== The records ==

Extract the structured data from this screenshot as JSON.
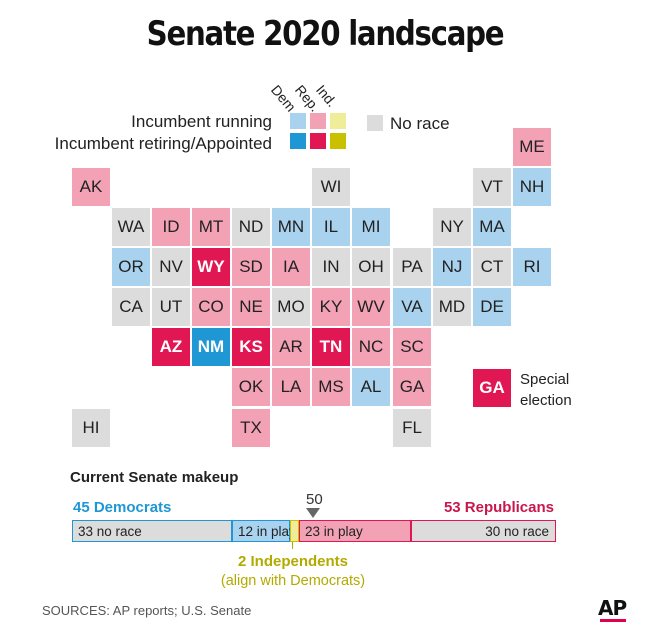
{
  "title": "Senate 2020 landscape",
  "colors": {
    "dem_running": "#a9d2ef",
    "dem_retiring": "#1f97d4",
    "rep_running": "#f3a2b6",
    "rep_retiring": "#e01753",
    "ind_running": "#f0ed98",
    "ind_retiring": "#c9c000",
    "no_race": "#dcdcdc"
  },
  "legend": {
    "headers": [
      "Dem.",
      "Rep.",
      "Ind."
    ],
    "incumbent_running": "Incumbent running",
    "incumbent_retiring": "Incumbent retiring/Appointed",
    "no_race": "No race"
  },
  "states": [
    {
      "abbr": "ME",
      "status": "rep_running"
    },
    {
      "abbr": "AK",
      "status": "rep_running"
    },
    {
      "abbr": "WI",
      "status": "no_race"
    },
    {
      "abbr": "VT",
      "status": "no_race"
    },
    {
      "abbr": "NH",
      "status": "dem_running"
    },
    {
      "abbr": "WA",
      "status": "no_race"
    },
    {
      "abbr": "ID",
      "status": "rep_running"
    },
    {
      "abbr": "MT",
      "status": "rep_running"
    },
    {
      "abbr": "ND",
      "status": "no_race"
    },
    {
      "abbr": "MN",
      "status": "dem_running"
    },
    {
      "abbr": "IL",
      "status": "dem_running"
    },
    {
      "abbr": "MI",
      "status": "dem_running"
    },
    {
      "abbr": "NY",
      "status": "no_race"
    },
    {
      "abbr": "MA",
      "status": "dem_running"
    },
    {
      "abbr": "OR",
      "status": "dem_running"
    },
    {
      "abbr": "NV",
      "status": "no_race"
    },
    {
      "abbr": "WY",
      "status": "rep_retiring"
    },
    {
      "abbr": "SD",
      "status": "rep_running"
    },
    {
      "abbr": "IA",
      "status": "rep_running"
    },
    {
      "abbr": "IN",
      "status": "no_race"
    },
    {
      "abbr": "OH",
      "status": "no_race"
    },
    {
      "abbr": "PA",
      "status": "no_race"
    },
    {
      "abbr": "NJ",
      "status": "dem_running"
    },
    {
      "abbr": "CT",
      "status": "no_race"
    },
    {
      "abbr": "RI",
      "status": "dem_running"
    },
    {
      "abbr": "CA",
      "status": "no_race"
    },
    {
      "abbr": "UT",
      "status": "no_race"
    },
    {
      "abbr": "CO",
      "status": "rep_running"
    },
    {
      "abbr": "NE",
      "status": "rep_running"
    },
    {
      "abbr": "MO",
      "status": "no_race"
    },
    {
      "abbr": "KY",
      "status": "rep_running"
    },
    {
      "abbr": "WV",
      "status": "rep_running"
    },
    {
      "abbr": "VA",
      "status": "dem_running"
    },
    {
      "abbr": "MD",
      "status": "no_race"
    },
    {
      "abbr": "DE",
      "status": "dem_running"
    },
    {
      "abbr": "AZ",
      "status": "rep_retiring"
    },
    {
      "abbr": "NM",
      "status": "dem_retiring"
    },
    {
      "abbr": "KS",
      "status": "rep_retiring"
    },
    {
      "abbr": "AR",
      "status": "rep_running"
    },
    {
      "abbr": "TN",
      "status": "rep_retiring"
    },
    {
      "abbr": "NC",
      "status": "rep_running"
    },
    {
      "abbr": "SC",
      "status": "rep_running"
    },
    {
      "abbr": "OK",
      "status": "rep_running"
    },
    {
      "abbr": "LA",
      "status": "rep_running"
    },
    {
      "abbr": "MS",
      "status": "rep_running"
    },
    {
      "abbr": "AL",
      "status": "dem_running"
    },
    {
      "abbr": "GA",
      "status": "rep_running"
    },
    {
      "abbr": "HI",
      "status": "no_race"
    },
    {
      "abbr": "TX",
      "status": "rep_running"
    },
    {
      "abbr": "FL",
      "status": "no_race"
    }
  ],
  "special_election": {
    "abbr": "GA",
    "status": "rep_retiring",
    "label_line1": "Special",
    "label_line2": "election"
  },
  "makeup": {
    "title": "Current Senate makeup",
    "total_seats": 100,
    "majority_marker": "50",
    "democrats_label": "45 Democrats",
    "republicans_label": "53 Republicans",
    "independents_label": "2 Independents",
    "independents_note": "(align with Democrats)",
    "segments": [
      {
        "label": "33 no race",
        "seats": 33,
        "party": "dem",
        "type": "no_race"
      },
      {
        "label": "12 in play",
        "seats": 12,
        "party": "dem",
        "type": "in_play"
      },
      {
        "label": "",
        "seats": 2,
        "party": "ind",
        "type": "no_race"
      },
      {
        "label": "23 in play",
        "seats": 23,
        "party": "rep",
        "type": "in_play"
      },
      {
        "label": "30 no race",
        "seats": 30,
        "party": "rep",
        "type": "no_race"
      }
    ]
  },
  "sources": "SOURCES: AP reports; U.S. Senate",
  "logo": "AP"
}
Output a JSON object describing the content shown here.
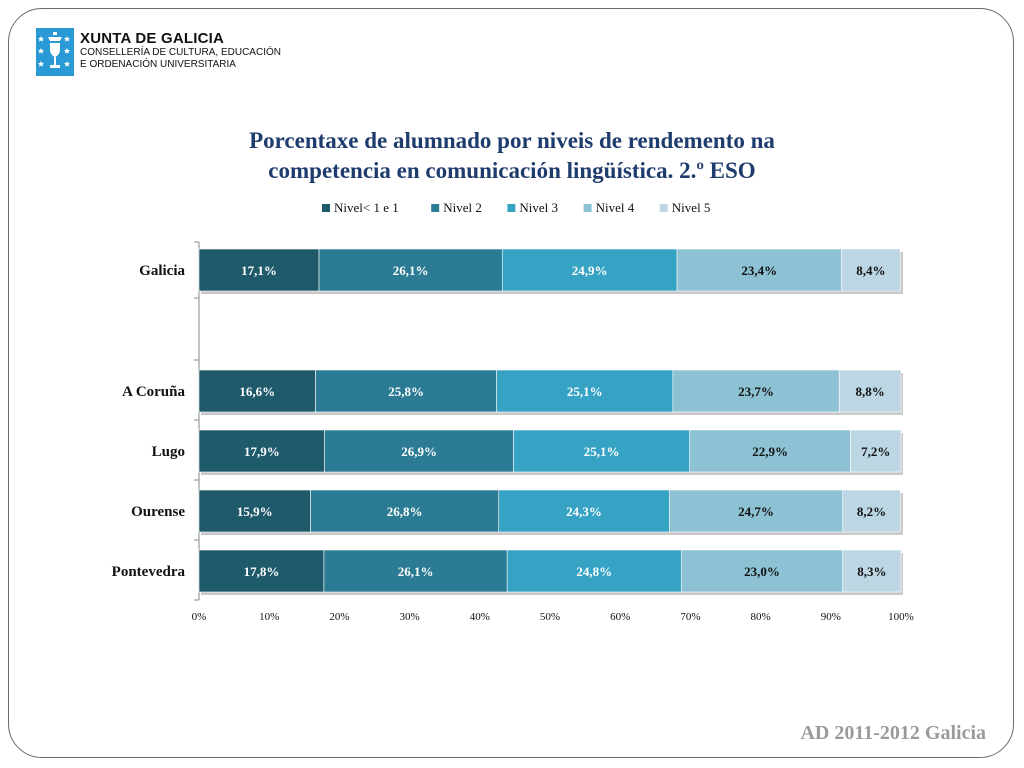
{
  "header": {
    "org_line1": "XUNTA DE GALICIA",
    "org_line2": "CONSELLERÍA DE CULTURA, EDUCACIÓN",
    "org_line3": "E ORDENACIÓN UNIVERSITARIA",
    "logo_icon": "xunta-shield-icon",
    "logo_color": "#2a9ad6"
  },
  "footer": {
    "text": "AD 2011-2012 Galicia"
  },
  "chart_data": {
    "type": "bar",
    "orientation": "horizontal",
    "stacked": "percent",
    "title": "Porcentaxe de alumnado por niveis de rendemento na competencia en comunicación lingüística. 2.º ESO",
    "title_lines": [
      "Porcentaxe de alumnado por niveis de rendemento na",
      "competencia en comunicación lingüística. 2.º ESO"
    ],
    "categories": [
      "Galicia",
      "",
      "A Coruña",
      "Lugo",
      "Ourense",
      "Pontevedra"
    ],
    "series": [
      {
        "name": "Nivel< 1 e 1",
        "color": "#1f5a6b",
        "values": [
          17.1,
          null,
          16.6,
          17.9,
          15.9,
          17.8
        ],
        "labels": [
          "17,1%",
          "",
          "16,6%",
          "17,9%",
          "15,9%",
          "17,8%"
        ]
      },
      {
        "name": "Nivel 2",
        "color": "#2a7b93",
        "values": [
          26.1,
          null,
          25.8,
          26.9,
          26.8,
          26.1
        ],
        "labels": [
          "26,1%",
          "",
          "25,8%",
          "26,9%",
          "26,8%",
          "26,1%"
        ]
      },
      {
        "name": "Nivel 3",
        "color": "#36a3c4",
        "values": [
          24.9,
          null,
          25.1,
          25.1,
          24.3,
          24.8
        ],
        "labels": [
          "24,9%",
          "",
          "25,1%",
          "25,1%",
          "24,3%",
          "24,8%"
        ]
      },
      {
        "name": "Nivel 4",
        "color": "#8dc1d4",
        "values": [
          23.4,
          null,
          23.7,
          22.9,
          24.7,
          23.0
        ],
        "labels": [
          "23,4%",
          "",
          "23,7%",
          "22,9%",
          "24,7%",
          "23,0%"
        ]
      },
      {
        "name": "Nivel 5",
        "color": "#bcd7e3",
        "values": [
          8.4,
          null,
          8.8,
          7.2,
          8.2,
          8.3
        ],
        "labels": [
          "8,4%",
          "",
          "8,8%",
          "7,2%",
          "8,2%",
          "8,3%"
        ]
      }
    ],
    "xlim": [
      0,
      100
    ],
    "xticks": [
      "0%",
      "10%",
      "20%",
      "30%",
      "40%",
      "50%",
      "60%",
      "70%",
      "80%",
      "90%",
      "100%"
    ],
    "legend_position": "top",
    "grid": false
  }
}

===

Problem statement: All of the records need repeating exactly, except for the pictures.

Solution to the exercise:
Extract the structured data from this screenshot as JSON.
{
  "title": "Senate 2020 landscape",
  "colors": {
    "dem_running": "#a9d2ef",
    "dem_retiring": "#1f97d4",
    "rep_running": "#f3a2b6",
    "rep_retiring": "#e01753",
    "ind_running": "#f0ed98",
    "ind_retiring": "#c9c000",
    "no_race": "#dcdcdc"
  },
  "legend": {
    "headers": [
      "Dem.",
      "Rep.",
      "Ind."
    ],
    "incumbent_running": "Incumbent running",
    "incumbent_retiring": "Incumbent retiring/Appointed",
    "no_race": "No race"
  },
  "states": [
    {
      "abbr": "ME",
      "status": "rep_running"
    },
    {
      "abbr": "AK",
      "status": "rep_running"
    },
    {
      "abbr": "WI",
      "status": "no_race"
    },
    {
      "abbr": "VT",
      "status": "no_race"
    },
    {
      "abbr": "NH",
      "status": "dem_running"
    },
    {
      "abbr": "WA",
      "status": "no_race"
    },
    {
      "abbr": "ID",
      "status": "rep_running"
    },
    {
      "abbr": "MT",
      "status": "rep_running"
    },
    {
      "abbr": "ND",
      "status": "no_race"
    },
    {
      "abbr": "MN",
      "status": "dem_running"
    },
    {
      "abbr": "IL",
      "status": "dem_running"
    },
    {
      "abbr": "MI",
      "status": "dem_running"
    },
    {
      "abbr": "NY",
      "status": "no_race"
    },
    {
      "abbr": "MA",
      "status": "dem_running"
    },
    {
      "abbr": "OR",
      "status": "dem_running"
    },
    {
      "abbr": "NV",
      "status": "no_race"
    },
    {
      "abbr": "WY",
      "status": "rep_retiring"
    },
    {
      "abbr": "SD",
      "status": "rep_running"
    },
    {
      "abbr": "IA",
      "status": "rep_running"
    },
    {
      "abbr": "IN",
      "status": "no_race"
    },
    {
      "abbr": "OH",
      "status": "no_race"
    },
    {
      "abbr": "PA",
      "status": "no_race"
    },
    {
      "abbr": "NJ",
      "status": "dem_running"
    },
    {
      "abbr": "CT",
      "status": "no_race"
    },
    {
      "abbr": "RI",
      "status": "dem_running"
    },
    {
      "abbr": "CA",
      "status": "no_race"
    },
    {
      "abbr": "UT",
      "status": "no_race"
    },
    {
      "abbr": "CO",
      "status": "rep_running"
    },
    {
      "abbr": "NE",
      "status": "rep_running"
    },
    {
      "abbr": "MO",
      "status": "no_race"
    },
    {
      "abbr": "KY",
      "status": "rep_running"
    },
    {
      "abbr": "WV",
      "status": "rep_running"
    },
    {
      "abbr": "VA",
      "status": "dem_running"
    },
    {
      "abbr": "MD",
      "status": "no_race"
    },
    {
      "abbr": "DE",
      "status": "dem_running"
    },
    {
      "abbr": "AZ",
      "status": "rep_retiring"
    },
    {
      "abbr": "NM",
      "status": "dem_retiring"
    },
    {
      "abbr": "KS",
      "status": "rep_retiring"
    },
    {
      "abbr": "AR",
      "status": "rep_running"
    },
    {
      "abbr": "TN",
      "status": "rep_retiring"
    },
    {
      "abbr": "NC",
      "status": "rep_running"
    },
    {
      "abbr": "SC",
      "status": "rep_running"
    },
    {
      "abbr": "OK",
      "status": "rep_running"
    },
    {
      "abbr": "LA",
      "status": "rep_running"
    },
    {
      "abbr": "MS",
      "status": "rep_running"
    },
    {
      "abbr": "AL",
      "status": "dem_running"
    },
    {
      "abbr": "GA",
      "status": "rep_running"
    },
    {
      "abbr": "HI",
      "status": "no_race"
    },
    {
      "abbr": "TX",
      "status": "rep_running"
    },
    {
      "abbr": "FL",
      "status": "no_race"
    }
  ],
  "special_election": {
    "abbr": "GA",
    "status": "rep_retiring",
    "label_line1": "Special",
    "label_line2": "election"
  },
  "makeup": {
    "title": "Current Senate makeup",
    "total_seats": 100,
    "majority_marker": "50",
    "democrats_label": "45 Democrats",
    "republicans_label": "53 Republicans",
    "independents_label": "2 Independents",
    "independents_note": "(align with Democrats)",
    "segments": [
      {
        "label": "33 no race",
        "seats": 33,
        "party": "dem",
        "type": "no_race"
      },
      {
        "label": "12 in play",
        "seats": 12,
        "party": "dem",
        "type": "in_play"
      },
      {
        "label": "",
        "seats": 2,
        "party": "ind",
        "type": "no_race"
      },
      {
        "label": "23 in play",
        "seats": 23,
        "party": "rep",
        "type": "in_play"
      },
      {
        "label": "30 no race",
        "seats": 30,
        "party": "rep",
        "type": "no_race"
      }
    ]
  },
  "sources": "SOURCES: AP reports; U.S. Senate",
  "logo": "AP"
}
Output a JSON object describing the content shown here.
{
  "header": {
    "org_line1": "XUNTA DE GALICIA",
    "org_line2": "CONSELLERÍA DE CULTURA, EDUCACIÓN",
    "org_line3": "E ORDENACIÓN UNIVERSITARIA",
    "logo_icon": "xunta-shield-icon",
    "logo_color": "#2a9ad6"
  },
  "footer": {
    "text": "AD 2011-2012 Galicia"
  },
  "chart_data": {
    "type": "bar",
    "orientation": "horizontal",
    "stacked": "percent",
    "title": "Porcentaxe de alumnado por niveis de rendemento na competencia en comunicación lingüística. 2.º ESO",
    "title_lines": [
      "Porcentaxe de alumnado por niveis de rendemento na",
      "competencia en comunicación lingüística. 2.º ESO"
    ],
    "categories": [
      "Galicia",
      "",
      "A Coruña",
      "Lugo",
      "Ourense",
      "Pontevedra"
    ],
    "series": [
      {
        "name": "Nivel< 1 e 1",
        "color": "#1f5a6b",
        "values": [
          17.1,
          null,
          16.6,
          17.9,
          15.9,
          17.8
        ],
        "labels": [
          "17,1%",
          "",
          "16,6%",
          "17,9%",
          "15,9%",
          "17,8%"
        ]
      },
      {
        "name": "Nivel 2",
        "color": "#2a7b93",
        "values": [
          26.1,
          null,
          25.8,
          26.9,
          26.8,
          26.1
        ],
        "labels": [
          "26,1%",
          "",
          "25,8%",
          "26,9%",
          "26,8%",
          "26,1%"
        ]
      },
      {
        "name": "Nivel 3",
        "color": "#36a3c4",
        "values": [
          24.9,
          null,
          25.1,
          25.1,
          24.3,
          24.8
        ],
        "labels": [
          "24,9%",
          "",
          "25,1%",
          "25,1%",
          "24,3%",
          "24,8%"
        ]
      },
      {
        "name": "Nivel 4",
        "color": "#8dc1d4",
        "values": [
          23.4,
          null,
          23.7,
          22.9,
          24.7,
          23.0
        ],
        "labels": [
          "23,4%",
          "",
          "23,7%",
          "22,9%",
          "24,7%",
          "23,0%"
        ]
      },
      {
        "name": "Nivel 5",
        "color": "#bcd7e3",
        "values": [
          8.4,
          null,
          8.8,
          7.2,
          8.2,
          8.3
        ],
        "labels": [
          "8,4%",
          "",
          "8,8%",
          "7,2%",
          "8,2%",
          "8,3%"
        ]
      }
    ],
    "xlim": [
      0,
      100
    ],
    "xticks": [
      "0%",
      "10%",
      "20%",
      "30%",
      "40%",
      "50%",
      "60%",
      "70%",
      "80%",
      "90%",
      "100%"
    ],
    "legend_position": "top",
    "grid": false
  }
}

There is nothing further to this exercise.